*Stated problem*: Please copy every line of the records below that holds the word "Control".
>> START Entries shown
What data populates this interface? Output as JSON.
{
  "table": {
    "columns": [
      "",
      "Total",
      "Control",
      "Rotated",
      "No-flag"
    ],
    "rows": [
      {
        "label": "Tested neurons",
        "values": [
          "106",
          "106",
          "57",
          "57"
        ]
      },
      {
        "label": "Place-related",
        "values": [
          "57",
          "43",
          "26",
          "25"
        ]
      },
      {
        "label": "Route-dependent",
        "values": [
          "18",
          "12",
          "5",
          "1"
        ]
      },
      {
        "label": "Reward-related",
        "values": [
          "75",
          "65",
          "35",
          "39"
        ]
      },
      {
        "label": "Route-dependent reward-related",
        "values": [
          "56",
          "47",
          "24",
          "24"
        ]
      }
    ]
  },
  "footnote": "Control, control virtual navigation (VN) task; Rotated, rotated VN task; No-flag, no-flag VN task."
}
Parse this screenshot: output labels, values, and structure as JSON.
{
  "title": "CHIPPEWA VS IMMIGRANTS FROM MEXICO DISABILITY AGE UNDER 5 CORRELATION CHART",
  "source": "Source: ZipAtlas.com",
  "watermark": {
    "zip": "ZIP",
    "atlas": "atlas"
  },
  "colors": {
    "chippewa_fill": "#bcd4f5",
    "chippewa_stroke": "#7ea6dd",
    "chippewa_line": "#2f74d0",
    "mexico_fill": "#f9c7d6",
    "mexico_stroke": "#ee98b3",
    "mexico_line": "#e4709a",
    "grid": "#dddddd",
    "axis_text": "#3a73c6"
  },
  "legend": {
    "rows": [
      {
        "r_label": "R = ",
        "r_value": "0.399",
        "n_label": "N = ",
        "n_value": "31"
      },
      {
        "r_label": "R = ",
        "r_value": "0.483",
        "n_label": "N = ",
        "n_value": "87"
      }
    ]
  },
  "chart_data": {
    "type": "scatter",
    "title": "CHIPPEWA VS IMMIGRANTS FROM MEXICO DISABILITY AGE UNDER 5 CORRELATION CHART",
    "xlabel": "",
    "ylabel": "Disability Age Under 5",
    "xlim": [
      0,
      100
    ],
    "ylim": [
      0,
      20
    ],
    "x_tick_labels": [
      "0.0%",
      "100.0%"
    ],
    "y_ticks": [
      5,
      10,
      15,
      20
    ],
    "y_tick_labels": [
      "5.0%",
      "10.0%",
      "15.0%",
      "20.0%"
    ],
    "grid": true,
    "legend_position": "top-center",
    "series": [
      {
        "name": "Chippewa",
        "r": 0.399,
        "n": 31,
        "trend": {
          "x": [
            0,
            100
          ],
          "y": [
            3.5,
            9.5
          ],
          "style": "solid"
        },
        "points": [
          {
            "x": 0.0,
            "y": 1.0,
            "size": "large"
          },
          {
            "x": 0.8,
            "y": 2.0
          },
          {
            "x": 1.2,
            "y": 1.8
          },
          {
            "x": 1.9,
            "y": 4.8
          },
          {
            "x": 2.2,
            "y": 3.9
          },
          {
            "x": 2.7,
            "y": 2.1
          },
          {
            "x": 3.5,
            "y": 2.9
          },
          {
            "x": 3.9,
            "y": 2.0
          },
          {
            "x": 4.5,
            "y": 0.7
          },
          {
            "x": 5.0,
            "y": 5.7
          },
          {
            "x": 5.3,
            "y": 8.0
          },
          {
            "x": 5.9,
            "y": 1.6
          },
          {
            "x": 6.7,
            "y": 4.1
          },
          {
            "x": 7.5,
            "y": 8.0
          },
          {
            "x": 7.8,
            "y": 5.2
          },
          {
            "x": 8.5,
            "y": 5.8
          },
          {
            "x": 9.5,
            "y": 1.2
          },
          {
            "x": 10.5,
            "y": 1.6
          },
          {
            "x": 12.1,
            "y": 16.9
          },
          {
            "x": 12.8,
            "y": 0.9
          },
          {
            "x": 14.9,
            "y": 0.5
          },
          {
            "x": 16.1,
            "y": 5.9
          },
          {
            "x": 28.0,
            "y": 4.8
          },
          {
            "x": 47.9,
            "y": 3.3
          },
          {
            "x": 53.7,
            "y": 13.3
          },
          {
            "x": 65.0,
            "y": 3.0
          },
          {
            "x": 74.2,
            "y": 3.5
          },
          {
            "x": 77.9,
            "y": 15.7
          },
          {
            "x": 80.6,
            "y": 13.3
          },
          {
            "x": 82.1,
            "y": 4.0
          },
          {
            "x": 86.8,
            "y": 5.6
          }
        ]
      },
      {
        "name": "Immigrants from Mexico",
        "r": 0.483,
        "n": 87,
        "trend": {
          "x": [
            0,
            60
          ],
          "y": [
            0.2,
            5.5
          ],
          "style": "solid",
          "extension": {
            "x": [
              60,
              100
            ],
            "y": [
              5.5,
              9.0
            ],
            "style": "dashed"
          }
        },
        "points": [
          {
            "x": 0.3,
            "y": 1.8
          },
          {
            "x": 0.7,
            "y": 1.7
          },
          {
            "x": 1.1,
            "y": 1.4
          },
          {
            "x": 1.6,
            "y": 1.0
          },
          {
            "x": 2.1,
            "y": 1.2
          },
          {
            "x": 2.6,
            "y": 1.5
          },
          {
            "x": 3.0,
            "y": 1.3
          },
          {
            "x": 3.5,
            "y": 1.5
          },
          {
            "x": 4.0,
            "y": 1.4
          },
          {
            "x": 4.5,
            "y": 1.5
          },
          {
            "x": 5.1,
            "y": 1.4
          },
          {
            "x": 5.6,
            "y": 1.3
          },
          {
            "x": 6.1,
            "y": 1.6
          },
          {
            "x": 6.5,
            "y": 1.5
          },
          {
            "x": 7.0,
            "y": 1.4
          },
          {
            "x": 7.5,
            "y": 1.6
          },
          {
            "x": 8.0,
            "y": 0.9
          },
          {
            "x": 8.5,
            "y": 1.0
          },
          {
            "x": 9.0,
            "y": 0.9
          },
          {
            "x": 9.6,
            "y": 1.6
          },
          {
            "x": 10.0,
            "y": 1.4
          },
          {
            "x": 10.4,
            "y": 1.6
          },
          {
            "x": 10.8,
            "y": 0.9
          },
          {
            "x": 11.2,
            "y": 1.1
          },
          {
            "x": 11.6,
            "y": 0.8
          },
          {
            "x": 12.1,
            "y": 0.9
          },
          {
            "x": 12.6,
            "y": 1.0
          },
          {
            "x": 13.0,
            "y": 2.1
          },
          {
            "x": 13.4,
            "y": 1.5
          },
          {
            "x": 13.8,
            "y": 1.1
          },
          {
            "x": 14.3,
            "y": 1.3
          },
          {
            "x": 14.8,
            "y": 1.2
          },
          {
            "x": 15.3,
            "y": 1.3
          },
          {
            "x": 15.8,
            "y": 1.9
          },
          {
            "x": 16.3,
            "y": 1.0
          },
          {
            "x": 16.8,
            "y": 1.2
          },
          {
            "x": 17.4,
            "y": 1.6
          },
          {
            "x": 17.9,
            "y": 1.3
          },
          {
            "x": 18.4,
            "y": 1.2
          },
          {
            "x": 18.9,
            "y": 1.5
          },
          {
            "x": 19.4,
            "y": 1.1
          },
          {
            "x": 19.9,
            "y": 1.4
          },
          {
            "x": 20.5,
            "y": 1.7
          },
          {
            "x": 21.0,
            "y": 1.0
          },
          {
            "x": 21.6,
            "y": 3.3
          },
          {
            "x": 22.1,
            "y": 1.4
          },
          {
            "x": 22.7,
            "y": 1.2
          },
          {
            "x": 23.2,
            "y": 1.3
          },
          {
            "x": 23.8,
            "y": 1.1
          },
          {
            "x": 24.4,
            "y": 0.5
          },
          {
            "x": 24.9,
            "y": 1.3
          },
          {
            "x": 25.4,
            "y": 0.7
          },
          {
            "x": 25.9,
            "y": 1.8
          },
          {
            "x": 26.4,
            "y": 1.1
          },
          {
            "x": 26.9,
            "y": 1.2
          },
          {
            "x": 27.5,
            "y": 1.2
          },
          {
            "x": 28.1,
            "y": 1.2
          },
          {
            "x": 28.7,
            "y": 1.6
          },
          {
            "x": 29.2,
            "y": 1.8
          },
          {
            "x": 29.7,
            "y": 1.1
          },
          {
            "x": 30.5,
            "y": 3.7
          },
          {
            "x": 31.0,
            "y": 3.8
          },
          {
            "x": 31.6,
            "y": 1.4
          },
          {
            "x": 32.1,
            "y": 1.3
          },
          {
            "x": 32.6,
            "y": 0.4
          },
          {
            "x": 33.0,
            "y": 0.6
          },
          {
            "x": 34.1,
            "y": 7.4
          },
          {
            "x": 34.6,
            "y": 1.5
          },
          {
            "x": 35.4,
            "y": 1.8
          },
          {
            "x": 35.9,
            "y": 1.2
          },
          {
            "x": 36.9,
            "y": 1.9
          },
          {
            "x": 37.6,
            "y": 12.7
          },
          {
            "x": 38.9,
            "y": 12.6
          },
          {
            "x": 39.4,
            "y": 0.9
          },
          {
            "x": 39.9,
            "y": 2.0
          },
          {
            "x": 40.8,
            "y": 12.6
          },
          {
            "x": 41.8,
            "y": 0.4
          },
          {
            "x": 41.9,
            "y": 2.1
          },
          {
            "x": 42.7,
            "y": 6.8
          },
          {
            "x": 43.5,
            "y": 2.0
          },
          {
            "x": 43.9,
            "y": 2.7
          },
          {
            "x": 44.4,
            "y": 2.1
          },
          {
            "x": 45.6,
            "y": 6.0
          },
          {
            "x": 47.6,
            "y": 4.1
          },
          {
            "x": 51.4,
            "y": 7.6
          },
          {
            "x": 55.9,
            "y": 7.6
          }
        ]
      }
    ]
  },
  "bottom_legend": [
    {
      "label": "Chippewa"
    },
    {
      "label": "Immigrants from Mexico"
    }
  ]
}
>> END Entries shown
*Result of this task*:
      "Control",
  "footnote": "Control, control virtual navigation (VN) task; Rotated, rotated VN task; No-flag, no-flag VN task."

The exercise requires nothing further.